Stated exercise
The data below is to be returned in full and exactly.

--- begin ---

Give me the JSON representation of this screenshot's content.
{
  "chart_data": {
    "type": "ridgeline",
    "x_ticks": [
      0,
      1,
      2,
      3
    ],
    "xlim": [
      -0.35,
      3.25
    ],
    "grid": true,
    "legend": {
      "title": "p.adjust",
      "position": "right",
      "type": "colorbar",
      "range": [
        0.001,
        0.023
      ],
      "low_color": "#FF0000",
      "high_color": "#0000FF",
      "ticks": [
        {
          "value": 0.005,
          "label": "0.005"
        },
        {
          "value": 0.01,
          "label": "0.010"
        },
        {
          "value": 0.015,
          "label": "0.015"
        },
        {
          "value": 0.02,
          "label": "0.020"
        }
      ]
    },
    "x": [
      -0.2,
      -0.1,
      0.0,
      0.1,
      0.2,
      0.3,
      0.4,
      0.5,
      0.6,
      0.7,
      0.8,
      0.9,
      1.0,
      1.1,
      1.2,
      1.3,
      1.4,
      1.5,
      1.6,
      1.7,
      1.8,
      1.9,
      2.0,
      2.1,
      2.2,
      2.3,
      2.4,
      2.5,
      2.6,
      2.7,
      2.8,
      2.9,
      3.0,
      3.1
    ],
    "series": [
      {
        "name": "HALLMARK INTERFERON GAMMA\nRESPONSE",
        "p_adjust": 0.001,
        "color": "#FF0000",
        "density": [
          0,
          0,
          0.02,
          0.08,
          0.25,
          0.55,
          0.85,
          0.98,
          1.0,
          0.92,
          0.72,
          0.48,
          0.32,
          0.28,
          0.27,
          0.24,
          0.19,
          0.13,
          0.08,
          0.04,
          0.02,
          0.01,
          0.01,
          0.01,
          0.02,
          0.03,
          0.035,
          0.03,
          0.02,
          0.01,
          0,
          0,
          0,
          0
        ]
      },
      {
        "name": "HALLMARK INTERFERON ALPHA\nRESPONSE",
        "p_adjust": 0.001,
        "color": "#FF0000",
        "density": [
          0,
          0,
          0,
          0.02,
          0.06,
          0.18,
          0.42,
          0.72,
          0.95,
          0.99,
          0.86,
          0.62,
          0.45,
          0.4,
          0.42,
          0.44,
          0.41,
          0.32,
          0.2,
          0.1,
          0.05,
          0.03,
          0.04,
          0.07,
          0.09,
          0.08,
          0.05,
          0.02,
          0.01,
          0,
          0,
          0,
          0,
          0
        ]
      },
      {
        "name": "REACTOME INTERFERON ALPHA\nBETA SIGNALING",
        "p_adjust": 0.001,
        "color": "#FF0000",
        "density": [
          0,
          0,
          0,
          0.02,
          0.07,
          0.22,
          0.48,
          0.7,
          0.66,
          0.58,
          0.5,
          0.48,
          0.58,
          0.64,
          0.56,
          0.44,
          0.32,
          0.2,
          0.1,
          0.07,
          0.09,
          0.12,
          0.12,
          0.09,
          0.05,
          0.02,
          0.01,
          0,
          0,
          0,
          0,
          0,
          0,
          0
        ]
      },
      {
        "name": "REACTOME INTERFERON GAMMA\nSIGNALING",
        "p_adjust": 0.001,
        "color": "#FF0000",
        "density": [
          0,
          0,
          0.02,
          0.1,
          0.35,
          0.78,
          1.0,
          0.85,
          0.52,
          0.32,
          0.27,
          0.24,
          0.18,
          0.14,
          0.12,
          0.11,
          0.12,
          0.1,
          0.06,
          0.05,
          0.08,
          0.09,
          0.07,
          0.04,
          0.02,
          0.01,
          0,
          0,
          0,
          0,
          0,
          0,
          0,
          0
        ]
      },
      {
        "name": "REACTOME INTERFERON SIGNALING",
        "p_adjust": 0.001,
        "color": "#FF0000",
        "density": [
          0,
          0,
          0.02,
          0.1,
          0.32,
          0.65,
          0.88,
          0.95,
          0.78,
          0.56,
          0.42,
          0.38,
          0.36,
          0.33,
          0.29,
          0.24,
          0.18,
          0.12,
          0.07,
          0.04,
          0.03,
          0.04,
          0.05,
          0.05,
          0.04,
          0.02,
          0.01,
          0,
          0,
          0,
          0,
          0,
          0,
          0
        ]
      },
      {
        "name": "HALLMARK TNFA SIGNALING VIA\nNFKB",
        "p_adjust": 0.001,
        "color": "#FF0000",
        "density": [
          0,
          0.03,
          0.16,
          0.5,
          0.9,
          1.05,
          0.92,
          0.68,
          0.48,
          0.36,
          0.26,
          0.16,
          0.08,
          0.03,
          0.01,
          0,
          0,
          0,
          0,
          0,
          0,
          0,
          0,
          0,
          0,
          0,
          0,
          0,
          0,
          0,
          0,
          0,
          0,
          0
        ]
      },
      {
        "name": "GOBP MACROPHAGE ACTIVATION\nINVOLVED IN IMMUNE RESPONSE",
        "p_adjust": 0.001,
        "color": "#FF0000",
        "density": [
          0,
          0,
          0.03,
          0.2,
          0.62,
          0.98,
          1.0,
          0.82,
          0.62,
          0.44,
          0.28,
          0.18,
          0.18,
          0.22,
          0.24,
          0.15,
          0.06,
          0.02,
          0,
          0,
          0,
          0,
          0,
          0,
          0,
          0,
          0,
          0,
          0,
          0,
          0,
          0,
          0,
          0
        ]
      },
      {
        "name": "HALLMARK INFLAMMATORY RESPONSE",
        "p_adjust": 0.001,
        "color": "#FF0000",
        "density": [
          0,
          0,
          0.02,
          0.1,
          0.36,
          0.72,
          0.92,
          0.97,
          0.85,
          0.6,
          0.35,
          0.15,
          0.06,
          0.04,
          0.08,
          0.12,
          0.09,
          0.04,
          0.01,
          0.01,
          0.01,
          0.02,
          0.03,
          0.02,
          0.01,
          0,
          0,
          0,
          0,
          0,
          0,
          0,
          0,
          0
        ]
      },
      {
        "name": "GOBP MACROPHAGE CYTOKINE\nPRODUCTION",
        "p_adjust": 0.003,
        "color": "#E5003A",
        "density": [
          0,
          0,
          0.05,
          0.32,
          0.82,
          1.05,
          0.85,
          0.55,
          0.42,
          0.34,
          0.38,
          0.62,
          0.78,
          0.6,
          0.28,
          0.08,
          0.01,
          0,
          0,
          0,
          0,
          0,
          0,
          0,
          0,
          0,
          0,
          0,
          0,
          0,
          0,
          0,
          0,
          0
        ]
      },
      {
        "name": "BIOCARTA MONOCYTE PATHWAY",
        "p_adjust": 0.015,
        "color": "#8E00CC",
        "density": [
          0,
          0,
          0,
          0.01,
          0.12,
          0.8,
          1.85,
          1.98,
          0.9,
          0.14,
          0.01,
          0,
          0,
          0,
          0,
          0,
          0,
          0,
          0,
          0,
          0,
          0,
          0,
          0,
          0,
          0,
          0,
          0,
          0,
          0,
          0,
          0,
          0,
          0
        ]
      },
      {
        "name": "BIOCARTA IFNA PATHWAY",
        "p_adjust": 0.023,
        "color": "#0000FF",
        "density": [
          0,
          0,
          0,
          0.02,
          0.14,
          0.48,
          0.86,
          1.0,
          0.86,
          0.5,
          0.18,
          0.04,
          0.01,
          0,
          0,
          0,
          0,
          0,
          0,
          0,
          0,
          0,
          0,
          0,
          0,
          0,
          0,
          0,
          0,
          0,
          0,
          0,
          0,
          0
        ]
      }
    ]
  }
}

--- end ---

Answer to the exercise
Give me the JSON representation of this screenshot's content.
{
  "chart_data": {
    "type": "ridgeline",
    "x_ticks": [
      0,
      1,
      2,
      3
    ],
    "xlim": [
      -0.35,
      3.25
    ],
    "grid": true,
    "legend": {
      "title": "p.adjust",
      "position": "right",
      "type": "colorbar",
      "range": [
        0.001,
        0.023
      ],
      "low_color": "#FF0000",
      "high_color": "#0000FF",
      "ticks": [
        {
          "value": 0.005,
          "label": "0.005"
        },
        {
          "value": 0.01,
          "label": "0.010"
        },
        {
          "value": 0.015,
          "label": "0.015"
        },
        {
          "value": 0.02,
          "label": "0.020"
        }
      ]
    },
    "x": [
      -0.2,
      -0.1,
      0.0,
      0.1,
      0.2,
      0.3,
      0.4,
      0.5,
      0.6,
      0.7,
      0.8,
      0.9,
      1.0,
      1.1,
      1.2,
      1.3,
      1.4,
      1.5,
      1.6,
      1.7,
      1.8,
      1.9,
      2.0,
      2.1,
      2.2,
      2.3,
      2.4,
      2.5,
      2.6,
      2.7,
      2.8,
      2.9,
      3.0,
      3.1
    ],
    "series": [
      {
        "name": "HALLMARK INTERFERON GAMMA\nRESPONSE",
        "p_adjust": 0.001,
        "color": "#FF0000",
        "density": [
          0,
          0,
          0.02,
          0.08,
          0.25,
          0.55,
          0.85,
          0.98,
          1.0,
          0.92,
          0.72,
          0.48,
          0.32,
          0.28,
          0.27,
          0.24,
          0.19,
          0.13,
          0.08,
          0.04,
          0.02,
          0.01,
          0.01,
          0.01,
          0.02,
          0.03,
          0.035,
          0.03,
          0.02,
          0.01,
          0,
          0,
          0,
          0
        ]
      },
      {
        "name": "HALLMARK INTERFERON ALPHA\nRESPONSE",
        "p_adjust": 0.001,
        "color": "#FF0000",
        "density": [
          0,
          0,
          0,
          0.02,
          0.06,
          0.18,
          0.42,
          0.72,
          0.95,
          0.99,
          0.86,
          0.62,
          0.45,
          0.4,
          0.42,
          0.44,
          0.41,
          0.32,
          0.2,
          0.1,
          0.05,
          0.03,
          0.04,
          0.07,
          0.09,
          0.08,
          0.05,
          0.02,
          0.01,
          0,
          0,
          0,
          0,
          0
        ]
      },
      {
        "name": "REACTOME INTERFERON ALPHA\nBETA SIGNALING",
        "p_adjust": 0.001,
        "color": "#FF0000",
        "density": [
          0,
          0,
          0,
          0.02,
          0.07,
          0.22,
          0.48,
          0.7,
          0.66,
          0.58,
          0.5,
          0.48,
          0.58,
          0.64,
          0.56,
          0.44,
          0.32,
          0.2,
          0.1,
          0.07,
          0.09,
          0.12,
          0.12,
          0.09,
          0.05,
          0.02,
          0.01,
          0,
          0,
          0,
          0,
          0,
          0,
          0
        ]
      },
      {
        "name": "REACTOME INTERFERON GAMMA\nSIGNALING",
        "p_adjust": 0.001,
        "color": "#FF0000",
        "density": [
          0,
          0,
          0.02,
          0.1,
          0.35,
          0.78,
          1.0,
          0.85,
          0.52,
          0.32,
          0.27,
          0.24,
          0.18,
          0.14,
          0.12,
          0.11,
          0.12,
          0.1,
          0.06,
          0.05,
          0.08,
          0.09,
          0.07,
          0.04,
          0.02,
          0.01,
          0,
          0,
          0,
          0,
          0,
          0,
          0,
          0
        ]
      },
      {
        "name": "REACTOME INTERFERON SIGNALING",
        "p_adjust": 0.001,
        "color": "#FF0000",
        "density": [
          0,
          0,
          0.02,
          0.1,
          0.32,
          0.65,
          0.88,
          0.95,
          0.78,
          0.56,
          0.42,
          0.38,
          0.36,
          0.33,
          0.29,
          0.24,
          0.18,
          0.12,
          0.07,
          0.04,
          0.03,
          0.04,
          0.05,
          0.05,
          0.04,
          0.02,
          0.01,
          0,
          0,
          0,
          0,
          0,
          0,
          0
        ]
      },
      {
        "name": "HALLMARK TNFA SIGNALING VIA\nNFKB",
        "p_adjust": 0.001,
        "color": "#FF0000",
        "density": [
          0,
          0.03,
          0.16,
          0.5,
          0.9,
          1.05,
          0.92,
          0.68,
          0.48,
          0.36,
          0.26,
          0.16,
          0.08,
          0.03,
          0.01,
          0,
          0,
          0,
          0,
          0,
          0,
          0,
          0,
          0,
          0,
          0,
          0,
          0,
          0,
          0,
          0,
          0,
          0,
          0
        ]
      },
      {
        "name": "GOBP MACROPHAGE ACTIVATION\nINVOLVED IN IMMUNE RESPONSE",
        "p_adjust": 0.001,
        "color": "#FF0000",
        "density": [
          0,
          0,
          0.03,
          0.2,
          0.62,
          0.98,
          1.0,
          0.82,
          0.62,
          0.44,
          0.28,
          0.18,
          0.18,
          0.22,
          0.24,
          0.15,
          0.06,
          0.02,
          0,
          0,
          0,
          0,
          0,
          0,
          0,
          0,
          0,
          0,
          0,
          0,
          0,
          0,
          0,
          0
        ]
      },
      {
        "name": "HALLMARK INFLAMMATORY RESPONSE",
        "p_adjust": 0.001,
        "color": "#FF0000",
        "density": [
          0,
          0,
          0.02,
          0.1,
          0.36,
          0.72,
          0.92,
          0.97,
          0.85,
          0.6,
          0.35,
          0.15,
          0.06,
          0.04,
          0.08,
          0.12,
          0.09,
          0.04,
          0.01,
          0.01,
          0.01,
          0.02,
          0.03,
          0.02,
          0.01,
          0,
          0,
          0,
          0,
          0,
          0,
          0,
          0,
          0
        ]
      },
      {
        "name": "GOBP MACROPHAGE CYTOKINE\nPRODUCTION",
        "p_adjust": 0.003,
        "color": "#E5003A",
        "density": [
          0,
          0,
          0.05,
          0.32,
          0.82,
          1.05,
          0.85,
          0.55,
          0.42,
          0.34,
          0.38,
          0.62,
          0.78,
          0.6,
          0.28,
          0.08,
          0.01,
          0,
          0,
          0,
          0,
          0,
          0,
          0,
          0,
          0,
          0,
          0,
          0,
          0,
          0,
          0,
          0,
          0
        ]
      },
      {
        "name": "BIOCARTA MONOCYTE PATHWAY",
        "p_adjust": 0.015,
        "color": "#8E00CC",
        "density": [
          0,
          0,
          0,
          0.01,
          0.12,
          0.8,
          1.85,
          1.98,
          0.9,
          0.14,
          0.01,
          0,
          0,
          0,
          0,
          0,
          0,
          0,
          0,
          0,
          0,
          0,
          0,
          0,
          0,
          0,
          0,
          0,
          0,
          0,
          0,
          0,
          0,
          0
        ]
      },
      {
        "name": "BIOCARTA IFNA PATHWAY",
        "p_adjust": 0.023,
        "color": "#0000FF",
        "density": [
          0,
          0,
          0,
          0.02,
          0.14,
          0.48,
          0.86,
          1.0,
          0.86,
          0.5,
          0.18,
          0.04,
          0.01,
          0,
          0,
          0,
          0,
          0,
          0,
          0,
          0,
          0,
          0,
          0,
          0,
          0,
          0,
          0,
          0,
          0,
          0,
          0,
          0,
          0
        ]
      }
    ]
  }
}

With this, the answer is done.